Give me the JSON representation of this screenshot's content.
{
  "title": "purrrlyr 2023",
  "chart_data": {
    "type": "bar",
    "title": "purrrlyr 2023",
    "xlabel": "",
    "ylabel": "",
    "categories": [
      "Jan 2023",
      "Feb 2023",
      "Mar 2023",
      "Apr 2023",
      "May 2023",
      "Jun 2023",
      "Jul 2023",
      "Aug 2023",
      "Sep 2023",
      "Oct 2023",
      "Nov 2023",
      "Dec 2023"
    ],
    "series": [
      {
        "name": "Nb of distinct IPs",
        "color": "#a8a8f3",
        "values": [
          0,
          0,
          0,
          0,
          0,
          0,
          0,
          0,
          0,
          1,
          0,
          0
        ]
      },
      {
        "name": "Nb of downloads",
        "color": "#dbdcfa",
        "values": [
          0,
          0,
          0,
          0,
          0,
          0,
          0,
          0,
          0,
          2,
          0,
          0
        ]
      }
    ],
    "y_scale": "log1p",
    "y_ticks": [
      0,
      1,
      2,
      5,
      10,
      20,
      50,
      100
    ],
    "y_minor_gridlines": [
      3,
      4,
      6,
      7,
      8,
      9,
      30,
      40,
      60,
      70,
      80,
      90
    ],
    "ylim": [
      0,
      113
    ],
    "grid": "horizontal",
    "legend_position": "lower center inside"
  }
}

################

*What is asked*: Copy every line in the entries above that has the string "name" in it.

*Output for this task*:
        "name": "Nb of distinct IPs",
        "name": "Nb of downloads",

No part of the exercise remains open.